What is needed
Repeat each line exactly as it is written.

Data shown
■ ■ ■ ■

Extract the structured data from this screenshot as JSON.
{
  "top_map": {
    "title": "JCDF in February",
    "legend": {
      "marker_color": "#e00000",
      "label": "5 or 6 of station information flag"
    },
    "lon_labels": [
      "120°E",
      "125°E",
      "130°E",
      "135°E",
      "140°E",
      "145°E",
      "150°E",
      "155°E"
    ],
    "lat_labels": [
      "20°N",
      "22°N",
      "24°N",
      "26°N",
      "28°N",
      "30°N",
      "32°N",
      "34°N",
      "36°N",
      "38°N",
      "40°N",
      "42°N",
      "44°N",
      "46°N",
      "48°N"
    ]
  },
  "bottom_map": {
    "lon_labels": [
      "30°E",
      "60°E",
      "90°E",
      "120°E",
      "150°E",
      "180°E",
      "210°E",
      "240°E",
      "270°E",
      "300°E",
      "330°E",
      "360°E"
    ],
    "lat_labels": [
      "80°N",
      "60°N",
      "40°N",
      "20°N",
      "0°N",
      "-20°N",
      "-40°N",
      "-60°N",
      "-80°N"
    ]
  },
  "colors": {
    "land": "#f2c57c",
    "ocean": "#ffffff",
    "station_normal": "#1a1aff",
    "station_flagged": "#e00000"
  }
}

■ ■ ■ ■

The result
Extract the structured data from this screenshot as JSON.
{
  "top_map": {
    "title": "JCDF in February",
    "legend": {
      "marker_color": "#e00000",
      "label": "5 or 6 of station information flag"
    },
    "lon_labels": [
      "120°E",
      "125°E",
      "130°E",
      "135°E",
      "140°E",
      "145°E",
      "150°E",
      "155°E"
    ],
    "lat_labels": [
      "20°N",
      "22°N",
      "24°N",
      "26°N",
      "28°N",
      "30°N",
      "32°N",
      "34°N",
      "36°N",
      "38°N",
      "40°N",
      "42°N",
      "44°N",
      "46°N",
      "48°N"
    ]
  },
  "bottom_map": {
    "lon_labels": [
      "30°E",
      "60°E",
      "90°E",
      "120°E",
      "150°E",
      "180°E",
      "210°E",
      "240°E",
      "270°E",
      "300°E",
      "330°E",
      "360°E"
    ],
    "lat_labels": [
      "80°N",
      "60°N",
      "40°N",
      "20°N",
      "0°N",
      "-20°N",
      "-40°N",
      "-60°N",
      "-80°N"
    ]
  },
  "colors": {
    "land": "#f2c57c",
    "ocean": "#ffffff",
    "station_normal": "#1a1aff",
    "station_flagged": "#e00000"
  }
}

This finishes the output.